━━━ Data supplied ━━━

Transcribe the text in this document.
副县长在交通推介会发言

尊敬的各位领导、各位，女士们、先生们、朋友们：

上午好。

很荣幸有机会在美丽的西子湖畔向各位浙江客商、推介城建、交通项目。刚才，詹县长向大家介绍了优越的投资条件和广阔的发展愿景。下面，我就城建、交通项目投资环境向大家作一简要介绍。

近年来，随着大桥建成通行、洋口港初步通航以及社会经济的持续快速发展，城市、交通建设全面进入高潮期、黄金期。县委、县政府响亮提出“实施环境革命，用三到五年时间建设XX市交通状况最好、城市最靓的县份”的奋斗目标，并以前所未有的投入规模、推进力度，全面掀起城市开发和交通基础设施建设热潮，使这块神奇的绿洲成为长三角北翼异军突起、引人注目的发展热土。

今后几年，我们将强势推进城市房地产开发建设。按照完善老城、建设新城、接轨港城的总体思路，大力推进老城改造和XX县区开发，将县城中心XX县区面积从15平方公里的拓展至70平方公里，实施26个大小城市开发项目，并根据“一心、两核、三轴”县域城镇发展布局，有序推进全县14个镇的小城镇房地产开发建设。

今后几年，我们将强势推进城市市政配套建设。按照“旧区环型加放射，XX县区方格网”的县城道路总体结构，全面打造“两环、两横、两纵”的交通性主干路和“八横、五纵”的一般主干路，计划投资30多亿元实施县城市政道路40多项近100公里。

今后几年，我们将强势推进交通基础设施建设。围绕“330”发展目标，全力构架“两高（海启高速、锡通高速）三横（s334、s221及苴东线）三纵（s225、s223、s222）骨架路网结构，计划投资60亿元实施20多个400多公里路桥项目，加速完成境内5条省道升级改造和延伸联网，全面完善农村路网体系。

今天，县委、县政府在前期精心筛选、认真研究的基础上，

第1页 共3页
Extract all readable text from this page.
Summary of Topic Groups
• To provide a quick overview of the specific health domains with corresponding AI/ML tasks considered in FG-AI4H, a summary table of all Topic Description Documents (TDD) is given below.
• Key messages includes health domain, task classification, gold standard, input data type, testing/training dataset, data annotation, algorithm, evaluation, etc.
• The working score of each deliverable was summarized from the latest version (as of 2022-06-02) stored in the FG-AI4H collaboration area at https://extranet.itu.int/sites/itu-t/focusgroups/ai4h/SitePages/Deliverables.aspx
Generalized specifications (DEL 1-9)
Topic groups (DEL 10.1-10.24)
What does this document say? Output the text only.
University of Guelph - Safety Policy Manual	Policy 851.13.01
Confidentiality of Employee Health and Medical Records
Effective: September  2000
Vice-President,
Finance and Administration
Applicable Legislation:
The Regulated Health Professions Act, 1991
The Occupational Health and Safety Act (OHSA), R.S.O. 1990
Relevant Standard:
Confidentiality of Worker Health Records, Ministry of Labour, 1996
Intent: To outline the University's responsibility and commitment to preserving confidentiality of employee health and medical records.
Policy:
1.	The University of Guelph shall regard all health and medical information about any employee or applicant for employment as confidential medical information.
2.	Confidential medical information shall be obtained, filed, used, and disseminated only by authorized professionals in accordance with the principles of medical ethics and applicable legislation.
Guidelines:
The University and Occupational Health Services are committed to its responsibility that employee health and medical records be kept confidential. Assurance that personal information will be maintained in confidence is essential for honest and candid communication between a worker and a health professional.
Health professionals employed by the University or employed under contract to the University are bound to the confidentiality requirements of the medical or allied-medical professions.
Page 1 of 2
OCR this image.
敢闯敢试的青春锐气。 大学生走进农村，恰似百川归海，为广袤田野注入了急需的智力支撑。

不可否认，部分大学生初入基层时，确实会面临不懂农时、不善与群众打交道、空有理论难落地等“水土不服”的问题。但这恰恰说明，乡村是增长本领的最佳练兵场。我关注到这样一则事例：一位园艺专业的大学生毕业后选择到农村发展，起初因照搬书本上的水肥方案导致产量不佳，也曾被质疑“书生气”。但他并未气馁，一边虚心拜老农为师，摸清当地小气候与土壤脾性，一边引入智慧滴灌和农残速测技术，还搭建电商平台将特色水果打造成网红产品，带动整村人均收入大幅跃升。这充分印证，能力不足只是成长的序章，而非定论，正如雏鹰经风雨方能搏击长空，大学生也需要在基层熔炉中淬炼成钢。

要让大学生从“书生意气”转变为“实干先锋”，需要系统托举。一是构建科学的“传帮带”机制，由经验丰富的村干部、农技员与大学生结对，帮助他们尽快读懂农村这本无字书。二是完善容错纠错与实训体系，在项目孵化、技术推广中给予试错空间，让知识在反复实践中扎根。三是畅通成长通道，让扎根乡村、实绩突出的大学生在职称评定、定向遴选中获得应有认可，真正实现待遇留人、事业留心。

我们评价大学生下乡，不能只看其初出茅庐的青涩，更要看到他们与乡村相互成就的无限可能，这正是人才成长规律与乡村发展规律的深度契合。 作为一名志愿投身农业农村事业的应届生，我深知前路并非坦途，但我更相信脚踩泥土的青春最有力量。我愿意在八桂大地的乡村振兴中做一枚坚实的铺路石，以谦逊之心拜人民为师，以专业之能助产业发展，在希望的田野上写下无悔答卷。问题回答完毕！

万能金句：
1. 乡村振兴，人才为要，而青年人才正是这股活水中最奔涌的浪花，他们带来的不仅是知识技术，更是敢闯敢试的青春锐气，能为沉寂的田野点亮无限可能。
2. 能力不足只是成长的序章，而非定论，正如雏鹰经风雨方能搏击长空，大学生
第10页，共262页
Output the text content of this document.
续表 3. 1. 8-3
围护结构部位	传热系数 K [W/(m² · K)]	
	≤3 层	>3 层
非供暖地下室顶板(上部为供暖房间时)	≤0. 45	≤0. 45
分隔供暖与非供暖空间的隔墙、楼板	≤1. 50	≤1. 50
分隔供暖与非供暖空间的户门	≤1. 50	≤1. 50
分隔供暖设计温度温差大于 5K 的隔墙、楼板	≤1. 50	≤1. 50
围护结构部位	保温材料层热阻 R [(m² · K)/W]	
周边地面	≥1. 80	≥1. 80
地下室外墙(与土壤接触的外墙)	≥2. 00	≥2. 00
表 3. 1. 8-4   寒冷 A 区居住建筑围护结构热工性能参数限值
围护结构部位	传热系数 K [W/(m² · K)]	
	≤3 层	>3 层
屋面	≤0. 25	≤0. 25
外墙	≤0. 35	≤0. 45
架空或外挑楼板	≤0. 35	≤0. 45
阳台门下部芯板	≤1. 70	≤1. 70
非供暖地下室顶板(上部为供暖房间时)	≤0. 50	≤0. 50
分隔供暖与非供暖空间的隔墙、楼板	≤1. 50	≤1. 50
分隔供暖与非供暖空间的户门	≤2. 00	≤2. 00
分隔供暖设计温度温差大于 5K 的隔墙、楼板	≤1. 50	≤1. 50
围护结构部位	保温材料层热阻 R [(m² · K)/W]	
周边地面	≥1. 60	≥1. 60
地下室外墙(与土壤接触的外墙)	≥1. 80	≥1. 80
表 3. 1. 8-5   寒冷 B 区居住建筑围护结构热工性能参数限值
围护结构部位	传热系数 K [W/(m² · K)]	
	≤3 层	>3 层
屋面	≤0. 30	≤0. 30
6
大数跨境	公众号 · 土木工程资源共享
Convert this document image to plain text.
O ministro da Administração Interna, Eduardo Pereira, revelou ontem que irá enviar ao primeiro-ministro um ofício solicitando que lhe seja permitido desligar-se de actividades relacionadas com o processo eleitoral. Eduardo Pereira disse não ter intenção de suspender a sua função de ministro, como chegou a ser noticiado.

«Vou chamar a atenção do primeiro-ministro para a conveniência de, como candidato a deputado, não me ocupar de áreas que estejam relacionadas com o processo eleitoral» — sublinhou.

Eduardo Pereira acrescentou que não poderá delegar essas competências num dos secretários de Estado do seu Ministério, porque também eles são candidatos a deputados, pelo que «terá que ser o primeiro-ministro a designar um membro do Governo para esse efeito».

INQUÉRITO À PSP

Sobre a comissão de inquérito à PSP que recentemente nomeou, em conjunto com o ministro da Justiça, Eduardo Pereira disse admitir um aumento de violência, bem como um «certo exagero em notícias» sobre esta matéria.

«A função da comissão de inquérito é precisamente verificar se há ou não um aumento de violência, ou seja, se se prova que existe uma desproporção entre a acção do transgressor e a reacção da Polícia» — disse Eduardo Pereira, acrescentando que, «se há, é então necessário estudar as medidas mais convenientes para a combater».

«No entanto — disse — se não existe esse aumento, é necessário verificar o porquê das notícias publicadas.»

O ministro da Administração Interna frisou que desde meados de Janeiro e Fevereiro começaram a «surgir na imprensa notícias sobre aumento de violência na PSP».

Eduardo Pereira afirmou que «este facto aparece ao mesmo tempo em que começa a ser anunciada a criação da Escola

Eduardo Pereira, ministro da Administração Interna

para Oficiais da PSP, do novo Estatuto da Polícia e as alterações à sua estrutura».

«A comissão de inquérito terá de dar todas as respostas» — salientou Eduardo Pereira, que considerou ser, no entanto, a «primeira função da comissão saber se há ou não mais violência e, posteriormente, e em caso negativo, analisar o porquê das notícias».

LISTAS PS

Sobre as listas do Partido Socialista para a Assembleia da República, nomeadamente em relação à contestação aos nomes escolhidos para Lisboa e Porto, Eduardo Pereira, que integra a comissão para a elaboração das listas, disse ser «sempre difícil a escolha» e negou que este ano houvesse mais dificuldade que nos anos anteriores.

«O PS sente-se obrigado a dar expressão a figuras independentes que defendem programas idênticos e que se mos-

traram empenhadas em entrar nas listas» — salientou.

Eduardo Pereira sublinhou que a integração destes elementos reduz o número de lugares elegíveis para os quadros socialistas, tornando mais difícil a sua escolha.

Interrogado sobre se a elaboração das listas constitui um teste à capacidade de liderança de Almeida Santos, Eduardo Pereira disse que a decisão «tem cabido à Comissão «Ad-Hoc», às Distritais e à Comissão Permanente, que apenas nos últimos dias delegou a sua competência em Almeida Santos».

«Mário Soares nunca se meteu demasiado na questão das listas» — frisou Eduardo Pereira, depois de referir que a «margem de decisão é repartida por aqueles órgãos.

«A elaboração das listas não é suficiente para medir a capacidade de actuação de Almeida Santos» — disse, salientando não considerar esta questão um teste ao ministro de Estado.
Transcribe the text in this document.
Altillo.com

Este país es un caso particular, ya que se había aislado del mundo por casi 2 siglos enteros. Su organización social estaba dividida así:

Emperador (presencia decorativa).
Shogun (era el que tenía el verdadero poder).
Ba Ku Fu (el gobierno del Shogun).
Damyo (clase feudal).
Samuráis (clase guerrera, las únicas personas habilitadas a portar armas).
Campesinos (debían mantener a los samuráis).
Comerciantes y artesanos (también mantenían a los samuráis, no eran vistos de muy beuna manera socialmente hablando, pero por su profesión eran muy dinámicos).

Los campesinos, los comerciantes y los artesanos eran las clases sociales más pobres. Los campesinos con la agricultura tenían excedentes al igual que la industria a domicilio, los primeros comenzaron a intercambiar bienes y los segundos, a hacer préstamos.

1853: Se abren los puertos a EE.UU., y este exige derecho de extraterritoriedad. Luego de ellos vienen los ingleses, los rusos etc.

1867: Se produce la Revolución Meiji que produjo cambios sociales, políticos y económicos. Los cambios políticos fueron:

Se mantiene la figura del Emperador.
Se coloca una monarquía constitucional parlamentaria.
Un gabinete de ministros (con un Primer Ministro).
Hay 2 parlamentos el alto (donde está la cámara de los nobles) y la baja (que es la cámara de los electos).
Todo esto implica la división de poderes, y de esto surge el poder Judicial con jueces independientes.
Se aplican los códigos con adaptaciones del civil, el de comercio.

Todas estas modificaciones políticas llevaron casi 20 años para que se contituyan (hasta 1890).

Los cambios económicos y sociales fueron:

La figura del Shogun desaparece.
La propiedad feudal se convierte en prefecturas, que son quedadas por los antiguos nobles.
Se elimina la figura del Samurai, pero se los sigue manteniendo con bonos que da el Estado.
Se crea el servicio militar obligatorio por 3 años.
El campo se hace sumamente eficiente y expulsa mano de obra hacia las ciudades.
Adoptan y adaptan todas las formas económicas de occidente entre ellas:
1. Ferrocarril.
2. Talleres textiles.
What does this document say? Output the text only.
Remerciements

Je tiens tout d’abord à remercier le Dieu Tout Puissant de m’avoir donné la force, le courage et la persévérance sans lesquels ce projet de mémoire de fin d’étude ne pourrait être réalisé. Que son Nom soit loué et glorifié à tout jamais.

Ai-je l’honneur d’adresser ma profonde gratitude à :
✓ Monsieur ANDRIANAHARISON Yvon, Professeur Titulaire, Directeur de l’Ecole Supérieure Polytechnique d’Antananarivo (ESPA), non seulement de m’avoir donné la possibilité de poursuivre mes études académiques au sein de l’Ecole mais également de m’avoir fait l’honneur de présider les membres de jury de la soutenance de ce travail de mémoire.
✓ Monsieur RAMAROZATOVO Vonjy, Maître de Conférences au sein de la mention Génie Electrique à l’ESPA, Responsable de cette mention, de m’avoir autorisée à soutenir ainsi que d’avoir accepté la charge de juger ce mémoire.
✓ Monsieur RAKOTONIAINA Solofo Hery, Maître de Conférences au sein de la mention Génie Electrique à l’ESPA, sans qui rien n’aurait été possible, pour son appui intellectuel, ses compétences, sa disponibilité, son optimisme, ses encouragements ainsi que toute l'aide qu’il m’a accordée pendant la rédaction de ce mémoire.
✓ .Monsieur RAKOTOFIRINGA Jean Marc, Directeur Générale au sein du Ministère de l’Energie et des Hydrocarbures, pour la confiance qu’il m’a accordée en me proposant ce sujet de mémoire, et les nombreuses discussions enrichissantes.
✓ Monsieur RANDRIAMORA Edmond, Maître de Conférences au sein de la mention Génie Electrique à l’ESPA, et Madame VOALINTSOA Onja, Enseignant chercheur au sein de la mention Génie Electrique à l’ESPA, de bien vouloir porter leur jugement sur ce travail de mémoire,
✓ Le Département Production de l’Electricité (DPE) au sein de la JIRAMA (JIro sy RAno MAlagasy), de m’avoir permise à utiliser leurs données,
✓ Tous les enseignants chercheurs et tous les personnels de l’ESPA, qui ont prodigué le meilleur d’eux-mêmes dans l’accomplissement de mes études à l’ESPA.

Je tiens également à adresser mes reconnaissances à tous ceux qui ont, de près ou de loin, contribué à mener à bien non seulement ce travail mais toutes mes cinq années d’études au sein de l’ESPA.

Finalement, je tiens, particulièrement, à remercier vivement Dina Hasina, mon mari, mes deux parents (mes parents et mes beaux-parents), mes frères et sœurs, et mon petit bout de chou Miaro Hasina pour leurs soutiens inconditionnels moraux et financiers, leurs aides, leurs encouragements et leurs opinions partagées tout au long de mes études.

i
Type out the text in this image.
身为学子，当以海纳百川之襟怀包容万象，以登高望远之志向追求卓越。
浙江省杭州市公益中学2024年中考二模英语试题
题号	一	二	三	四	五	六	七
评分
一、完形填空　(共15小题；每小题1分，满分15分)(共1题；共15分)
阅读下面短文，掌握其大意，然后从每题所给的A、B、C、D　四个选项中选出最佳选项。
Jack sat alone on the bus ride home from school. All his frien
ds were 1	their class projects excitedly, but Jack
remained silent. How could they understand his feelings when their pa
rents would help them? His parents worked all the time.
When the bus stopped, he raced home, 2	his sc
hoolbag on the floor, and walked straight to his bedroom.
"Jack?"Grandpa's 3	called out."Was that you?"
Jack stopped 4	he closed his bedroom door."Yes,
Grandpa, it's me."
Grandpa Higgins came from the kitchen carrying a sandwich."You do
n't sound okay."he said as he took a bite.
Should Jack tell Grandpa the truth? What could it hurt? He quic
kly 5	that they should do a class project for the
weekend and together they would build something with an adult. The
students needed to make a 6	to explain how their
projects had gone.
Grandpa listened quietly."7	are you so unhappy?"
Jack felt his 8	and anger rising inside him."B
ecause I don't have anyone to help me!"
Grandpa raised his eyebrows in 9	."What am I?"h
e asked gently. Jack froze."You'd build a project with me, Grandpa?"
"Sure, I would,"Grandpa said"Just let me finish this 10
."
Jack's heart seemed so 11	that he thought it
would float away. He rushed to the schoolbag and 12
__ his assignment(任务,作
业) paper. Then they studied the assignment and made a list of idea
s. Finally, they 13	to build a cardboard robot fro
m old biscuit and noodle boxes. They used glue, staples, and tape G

━━━

Return every line above in which the string "sociales" occurs.

Los campesinos, los comerciantes y los artesanos eran las clases sociales más pobres. Los campesinos con la agricultura tenían excedentes al igual que la industria a domicilio, los primeros comenzaron a intercambiar bienes y los segundos, a hacer préstamos.
1867: Se produce la Revolución Meiji que produjo cambios sociales, políticos y económicos. Los cambios políticos fueron:
Los cambios económicos y sociales fueron:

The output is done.